→ STATED PROBLEM: Return the complete listing that follows, with each line reproduced exactly.

══ ITEMS

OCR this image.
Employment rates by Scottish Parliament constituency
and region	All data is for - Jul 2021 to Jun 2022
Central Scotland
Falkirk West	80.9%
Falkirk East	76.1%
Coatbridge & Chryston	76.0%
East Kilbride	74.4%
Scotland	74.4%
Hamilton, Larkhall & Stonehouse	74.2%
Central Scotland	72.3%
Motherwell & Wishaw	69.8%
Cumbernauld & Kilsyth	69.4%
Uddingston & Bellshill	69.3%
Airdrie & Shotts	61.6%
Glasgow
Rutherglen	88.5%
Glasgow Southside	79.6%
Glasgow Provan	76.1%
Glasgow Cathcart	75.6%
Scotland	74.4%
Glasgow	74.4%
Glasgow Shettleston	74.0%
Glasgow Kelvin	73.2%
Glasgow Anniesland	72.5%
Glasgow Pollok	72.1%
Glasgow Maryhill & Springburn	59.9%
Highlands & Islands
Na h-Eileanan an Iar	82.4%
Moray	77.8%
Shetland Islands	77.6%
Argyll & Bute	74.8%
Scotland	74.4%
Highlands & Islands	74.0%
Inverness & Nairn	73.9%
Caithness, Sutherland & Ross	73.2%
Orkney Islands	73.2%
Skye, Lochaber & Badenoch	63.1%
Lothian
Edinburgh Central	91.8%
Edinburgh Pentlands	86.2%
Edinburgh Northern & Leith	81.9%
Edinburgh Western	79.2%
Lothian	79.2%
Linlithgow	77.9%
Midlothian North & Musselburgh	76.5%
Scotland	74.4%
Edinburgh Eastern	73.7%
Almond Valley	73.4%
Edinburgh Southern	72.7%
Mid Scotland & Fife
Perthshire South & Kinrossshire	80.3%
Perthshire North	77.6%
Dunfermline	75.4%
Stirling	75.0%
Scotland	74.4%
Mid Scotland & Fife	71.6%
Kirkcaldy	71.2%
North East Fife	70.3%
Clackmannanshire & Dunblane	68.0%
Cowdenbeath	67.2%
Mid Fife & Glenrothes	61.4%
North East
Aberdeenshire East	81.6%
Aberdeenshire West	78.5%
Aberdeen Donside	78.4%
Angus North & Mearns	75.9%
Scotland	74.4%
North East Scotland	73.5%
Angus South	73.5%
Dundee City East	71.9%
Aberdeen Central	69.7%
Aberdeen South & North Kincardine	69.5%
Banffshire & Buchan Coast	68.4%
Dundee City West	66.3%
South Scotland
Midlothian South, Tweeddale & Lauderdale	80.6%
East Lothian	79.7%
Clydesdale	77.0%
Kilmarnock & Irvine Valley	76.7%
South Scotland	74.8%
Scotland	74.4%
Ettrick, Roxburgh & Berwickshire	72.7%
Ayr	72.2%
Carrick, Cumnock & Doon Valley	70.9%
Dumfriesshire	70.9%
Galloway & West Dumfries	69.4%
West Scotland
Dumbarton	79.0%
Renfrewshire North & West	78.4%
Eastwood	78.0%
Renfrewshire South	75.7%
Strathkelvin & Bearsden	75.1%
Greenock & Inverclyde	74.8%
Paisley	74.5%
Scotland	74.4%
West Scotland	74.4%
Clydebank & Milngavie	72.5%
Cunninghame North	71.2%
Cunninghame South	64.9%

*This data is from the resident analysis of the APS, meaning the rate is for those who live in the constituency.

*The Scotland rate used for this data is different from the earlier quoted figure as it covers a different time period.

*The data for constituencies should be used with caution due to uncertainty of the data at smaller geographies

════

→ THE ANSWER:
OCR this image.
Employment rates by Scottish Parliament constituency
and region	All data is for - Jul 2021 to Jun 2022
Central Scotland
Falkirk West	80.9%
Falkirk East	76.1%
Coatbridge & Chryston	76.0%
East Kilbride	74.4%
Scotland	74.4%
Hamilton, Larkhall & Stonehouse	74.2%
Central Scotland	72.3%
Motherwell & Wishaw	69.8%
Cumbernauld & Kilsyth	69.4%
Uddingston & Bellshill	69.3%
Airdrie & Shotts	61.6%
Glasgow
Rutherglen	88.5%
Glasgow Southside	79.6%
Glasgow Provan	76.1%
Glasgow Cathcart	75.6%
Scotland	74.4%
Glasgow	74.4%
Glasgow Shettleston	74.0%
Glasgow Kelvin	73.2%
Glasgow Anniesland	72.5%
Glasgow Pollok	72.1%
Glasgow Maryhill & Springburn	59.9%
Highlands & Islands
Na h-Eileanan an Iar	82.4%
Moray	77.8%
Shetland Islands	77.6%
Argyll & Bute	74.8%
Scotland	74.4%
Highlands & Islands	74.0%
Inverness & Nairn	73.9%
Caithness, Sutherland & Ross	73.2%
Orkney Islands	73.2%
Skye, Lochaber & Badenoch	63.1%
Lothian
Edinburgh Central	91.8%
Edinburgh Pentlands	86.2%
Edinburgh Northern & Leith	81.9%
Edinburgh Western	79.2%
Lothian	79.2%
Linlithgow	77.9%
Midlothian North & Musselburgh	76.5%
Scotland	74.4%
Edinburgh Eastern	73.7%
Almond Valley	73.4%
Edinburgh Southern	72.7%
Mid Scotland & Fife
Perthshire South & Kinrossshire	80.3%
Perthshire North	77.6%
Dunfermline	75.4%
Stirling	75.0%
Scotland	74.4%
Mid Scotland & Fife	71.6%
Kirkcaldy	71.2%
North East Fife	70.3%
Clackmannanshire & Dunblane	68.0%
Cowdenbeath	67.2%
Mid Fife & Glenrothes	61.4%
North East
Aberdeenshire East	81.6%
Aberdeenshire West	78.5%
Aberdeen Donside	78.4%
Angus North & Mearns	75.9%
Scotland	74.4%
North East Scotland	73.5%
Angus South	73.5%
Dundee City East	71.9%
Aberdeen Central	69.7%
Aberdeen South & North Kincardine	69.5%
Banffshire & Buchan Coast	68.4%
Dundee City West	66.3%
South Scotland
Midlothian South, Tweeddale & Lauderdale	80.6%
East Lothian	79.7%
Clydesdale	77.0%
Kilmarnock & Irvine Valley	76.7%
South Scotland	74.8%
Scotland	74.4%
Ettrick, Roxburgh & Berwickshire	72.7%
Ayr	72.2%
Carrick, Cumnock & Doon Valley	70.9%
Dumfriesshire	70.9%
Galloway & West Dumfries	69.4%
West Scotland
Dumbarton	79.0%
Renfrewshire North & West	78.4%
Eastwood	78.0%
Renfrewshire South	75.7%
Strathkelvin & Bearsden	75.1%
Greenock & Inverclyde	74.8%
Paisley	74.5%
Scotland	74.4%
West Scotland	74.4%
Clydebank & Milngavie	72.5%
Cunninghame North	71.2%
Cunninghame South	64.9%

*This data is from the resident analysis of the APS, meaning the rate is for those who live in the constituency.

*The Scotland rate used for this data is different from the earlier quoted figure as it covers a different time period.

*The data for constituencies should be used with caution due to uncertainty of the data at smaller geographies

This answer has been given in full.